Reproduce the entries beginning at the line that contains "text block 5 xyxy=(755,630,956,697)" and ending after the line that contains "text block 6: Cum", swapping "footer logo" for "bottom logo" and leaving all else unchanged.
**** Data entries
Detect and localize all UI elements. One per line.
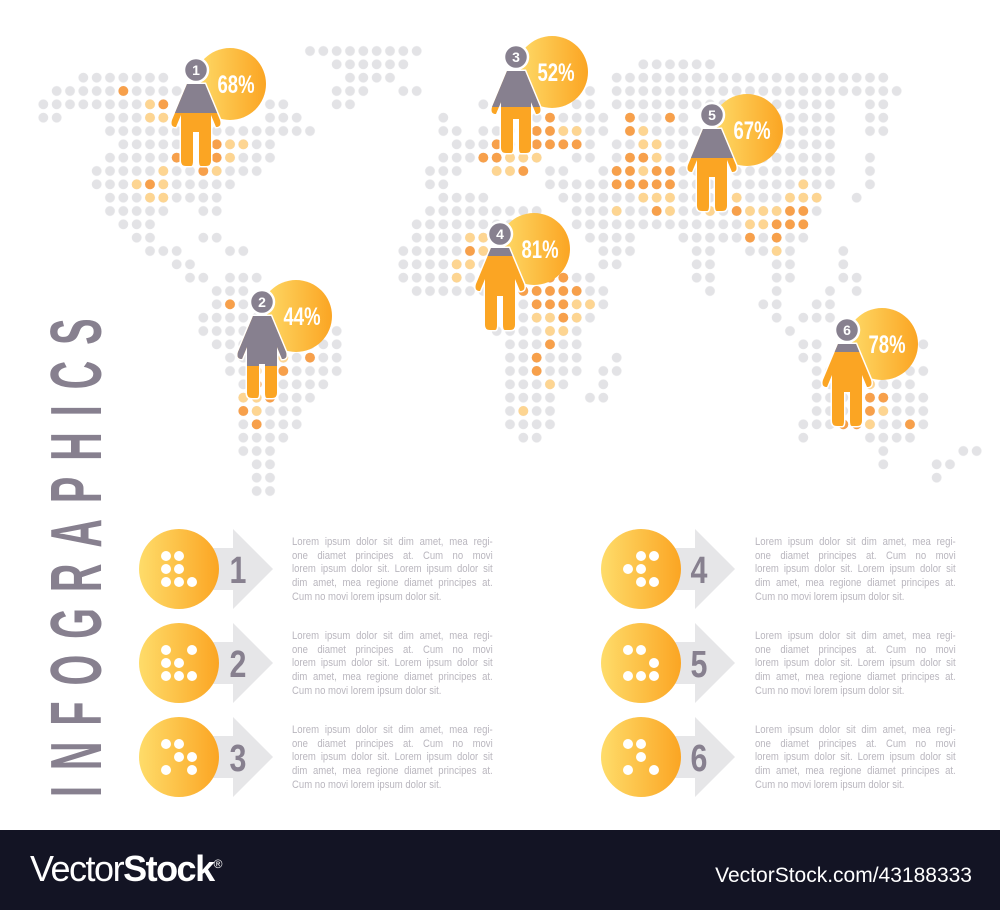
text block 5 xyxy=(755,630,956,697)
figure 5: 67%: 67% xyxy=(733,116,771,145)
text block 2 xyxy=(292,630,493,697)
text block 3: dim amet, mea regione diamet principes at. xyxy=(292,765,493,777)
figure 2: 44%: 44% xyxy=(283,302,321,331)
text block 5: lorem ipsum dolor sit. Lorem ipsum dolor sit xyxy=(755,657,956,669)
figure 3: 52% xyxy=(486,36,588,153)
footer logo: VectorStock® xyxy=(30,848,221,889)
text block 3: lorem ipsum dolor sit. Lorem ipsum dolor sit xyxy=(292,751,493,763)
figure 6: 78%: 78% xyxy=(868,330,906,359)
figure 2: 44% xyxy=(232,280,332,398)
text block 6: Cum no movi lorem ipsum dolor sit. xyxy=(755,779,904,791)
highlighted orange dots xyxy=(118,86,915,429)
text block 3: Lorem ipsum dolor sit dim amet, mea regi- xyxy=(292,724,493,736)
text block 1: dim amet, mea regione diamet principes at. xyxy=(292,577,493,589)
item 5 xyxy=(601,623,735,703)
text block 4 xyxy=(755,536,956,603)
text block 1: lorem ipsum dolor sit. Lorem ipsum dolor sit xyxy=(292,563,493,575)
text block 1 xyxy=(292,536,493,603)
text block 6: one diamet principes at. Cum no movi xyxy=(755,738,956,750)
item 4: 4 xyxy=(691,550,707,592)
figure 5: 67% xyxy=(682,94,783,211)
text block 5: dim amet, mea regione diamet principes at. xyxy=(755,671,956,683)
text block 4: Lorem ipsum dolor sit dim amet, mea regi- xyxy=(755,536,956,548)
text block 4: one diamet principes at. Cum no movi xyxy=(755,550,956,562)
figure 2: 44%: 2 xyxy=(258,294,266,310)
figure 4: 81% xyxy=(470,213,570,330)
figure 1: 68% xyxy=(166,48,266,166)
text block 1: Cum no movi lorem ipsum dolor sit. xyxy=(292,591,441,603)
figure 6: 78% xyxy=(817,308,918,426)
item 2 xyxy=(139,623,273,703)
item 3 xyxy=(139,717,273,797)
text block 6: Lorem ipsum dolor sit dim amet, mea regi- xyxy=(755,724,956,736)
figure 4: 81%: 4 xyxy=(496,226,504,242)
text block 6: dim amet, mea regione diamet principes at. xyxy=(755,765,956,777)
figure 1: 68%: 68% xyxy=(217,70,255,99)
figure 3: 52%: 3 xyxy=(512,49,520,65)
list items with braille icons xyxy=(139,529,735,797)
text block 4: dim amet, mea regione diamet principes at. xyxy=(755,577,956,589)
text block 5: one diamet principes at. Cum no movi xyxy=(755,644,956,656)
text block 6: lorem ipsum dolor sit. Lorem ipsum dolor sit xyxy=(755,751,956,763)
text block 6 xyxy=(755,724,956,791)
item 6 xyxy=(601,717,735,797)
text block 3 xyxy=(292,724,493,791)
figure 3: 52%: 52% xyxy=(537,58,575,87)
text block 2: Cum no movi lorem ipsum dolor sit. xyxy=(292,685,441,697)
text block 3: Cum no movi lorem ipsum dolor sit. xyxy=(292,779,441,791)
item 5: 5 xyxy=(691,644,707,686)
text block 2: lorem ipsum dolor sit. Lorem ipsum dolor sit xyxy=(292,657,493,669)
item 6: 6 xyxy=(691,738,707,780)
item 3: 3 xyxy=(230,738,246,780)
figure 4: 81%: 81% xyxy=(521,235,559,264)
text block 1: one diamet principes at. Cum no movi xyxy=(292,550,493,562)
text block 5: Cum no movi lorem ipsum dolor sit. xyxy=(755,685,904,697)
world map with figures xyxy=(38,36,982,496)
text block 2: dim amet, mea regione diamet principes at. xyxy=(292,671,493,683)
footer bar xyxy=(0,830,1000,910)
item 4 xyxy=(601,529,735,609)
text block 2: Lorem ipsum dolor sit dim amet, mea regi- xyxy=(292,630,493,642)
item 1: 1 xyxy=(230,550,246,592)
text block 1: Lorem ipsum dolor sit dim amet, mea regi- xyxy=(292,536,493,548)
text block 4: Cum no movi lorem ipsum dolor sit. xyxy=(755,591,904,603)
item 1 xyxy=(139,529,273,609)
text block 3: one diamet principes at. Cum no movi xyxy=(292,738,493,750)
figure 1: 68%: 1 xyxy=(192,62,200,78)
footer url: VectorStock.com/43188333 xyxy=(715,864,972,887)
text block 4: lorem ipsum dolor sit. Lorem ipsum dolor sit xyxy=(755,563,956,575)
text block 5: Lorem ipsum dolor sit dim amet, mea regi- xyxy=(755,630,956,642)
figure 6: 78%: 6 xyxy=(843,322,851,338)
text block 2: one diamet principes at. Cum no movi xyxy=(292,644,493,656)
item 2: 2 xyxy=(230,644,246,686)
figure 5: 67%: 5 xyxy=(708,107,716,123)
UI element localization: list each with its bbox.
********
### Solution to this exercise
text block 5 xyxy=(755,630,956,697)
figure 5: 67%: 67% xyxy=(733,116,771,145)
text block 2 xyxy=(292,630,493,697)
text block 3: dim amet, mea regione diamet principes at. xyxy=(292,765,493,777)
figure 2: 44%: 44% xyxy=(283,302,321,331)
text block 5: lorem ipsum dolor sit. Lorem ipsum dolor sit xyxy=(755,657,956,669)
figure 3: 52% xyxy=(486,36,588,153)
bottom logo: VectorStock® xyxy=(30,848,221,889)
text block 3: lorem ipsum dolor sit. Lorem ipsum dolor sit xyxy=(292,751,493,763)
figure 6: 78%: 78% xyxy=(868,330,906,359)
figure 2: 44% xyxy=(232,280,332,398)
text block 6: Cum no movi lorem ipsum dolor sit. xyxy=(755,779,904,791)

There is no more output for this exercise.